■ Required work:
Read through the records below and copy each line that uses the word "dieser".

Dataset items:
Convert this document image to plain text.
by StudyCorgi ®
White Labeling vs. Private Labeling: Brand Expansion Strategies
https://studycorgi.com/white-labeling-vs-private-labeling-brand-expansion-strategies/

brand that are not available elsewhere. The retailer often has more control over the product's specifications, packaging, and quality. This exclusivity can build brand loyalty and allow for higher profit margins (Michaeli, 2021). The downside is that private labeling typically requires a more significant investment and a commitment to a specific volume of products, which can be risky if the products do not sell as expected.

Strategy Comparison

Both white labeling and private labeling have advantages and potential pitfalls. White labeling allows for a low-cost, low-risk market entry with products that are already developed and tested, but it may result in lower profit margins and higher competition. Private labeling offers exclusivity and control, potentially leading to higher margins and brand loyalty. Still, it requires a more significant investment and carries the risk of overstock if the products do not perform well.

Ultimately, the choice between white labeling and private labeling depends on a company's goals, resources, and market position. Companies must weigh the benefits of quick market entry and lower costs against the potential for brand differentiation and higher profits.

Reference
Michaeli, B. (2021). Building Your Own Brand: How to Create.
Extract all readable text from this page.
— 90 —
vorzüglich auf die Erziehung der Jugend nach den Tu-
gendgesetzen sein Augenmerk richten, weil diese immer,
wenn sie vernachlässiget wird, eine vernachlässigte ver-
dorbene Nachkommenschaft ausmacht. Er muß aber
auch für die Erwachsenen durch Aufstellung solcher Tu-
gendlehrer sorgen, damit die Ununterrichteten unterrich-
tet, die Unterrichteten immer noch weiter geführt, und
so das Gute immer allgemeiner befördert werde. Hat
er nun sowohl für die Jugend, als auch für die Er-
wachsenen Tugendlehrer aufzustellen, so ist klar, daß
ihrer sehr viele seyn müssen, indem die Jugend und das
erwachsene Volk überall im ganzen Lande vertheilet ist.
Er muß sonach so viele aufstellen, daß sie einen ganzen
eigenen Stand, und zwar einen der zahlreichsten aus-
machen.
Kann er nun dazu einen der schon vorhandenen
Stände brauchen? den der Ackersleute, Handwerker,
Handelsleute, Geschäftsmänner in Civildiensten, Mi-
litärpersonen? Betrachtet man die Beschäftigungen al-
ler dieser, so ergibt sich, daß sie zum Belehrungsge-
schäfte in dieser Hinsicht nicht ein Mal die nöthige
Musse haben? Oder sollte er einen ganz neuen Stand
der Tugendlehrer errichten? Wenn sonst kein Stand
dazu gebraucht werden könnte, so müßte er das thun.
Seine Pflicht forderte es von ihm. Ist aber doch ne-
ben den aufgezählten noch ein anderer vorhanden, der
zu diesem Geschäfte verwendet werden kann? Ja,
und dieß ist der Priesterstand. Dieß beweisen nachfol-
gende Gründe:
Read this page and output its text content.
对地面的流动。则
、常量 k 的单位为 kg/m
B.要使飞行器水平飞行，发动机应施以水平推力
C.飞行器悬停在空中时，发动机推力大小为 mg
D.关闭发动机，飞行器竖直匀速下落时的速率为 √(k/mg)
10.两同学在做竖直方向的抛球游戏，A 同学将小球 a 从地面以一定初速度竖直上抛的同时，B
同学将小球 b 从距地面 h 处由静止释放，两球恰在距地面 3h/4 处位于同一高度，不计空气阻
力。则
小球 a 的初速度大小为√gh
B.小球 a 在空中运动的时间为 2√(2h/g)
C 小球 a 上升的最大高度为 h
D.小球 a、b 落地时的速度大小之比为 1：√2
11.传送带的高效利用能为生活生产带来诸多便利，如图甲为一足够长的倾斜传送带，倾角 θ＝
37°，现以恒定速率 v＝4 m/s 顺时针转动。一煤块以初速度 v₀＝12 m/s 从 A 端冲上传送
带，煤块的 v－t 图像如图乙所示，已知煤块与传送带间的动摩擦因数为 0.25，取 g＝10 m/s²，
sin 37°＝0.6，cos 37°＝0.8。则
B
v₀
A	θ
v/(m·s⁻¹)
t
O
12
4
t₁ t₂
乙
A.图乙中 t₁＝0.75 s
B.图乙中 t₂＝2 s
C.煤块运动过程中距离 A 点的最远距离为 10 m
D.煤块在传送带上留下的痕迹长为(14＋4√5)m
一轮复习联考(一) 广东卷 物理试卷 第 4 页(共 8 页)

■ Correct output:
ler dieser, so ergibt sich, daß sie zum Belehrungsge-
schäfte in dieser Hinsicht nicht ein Mal die nöthige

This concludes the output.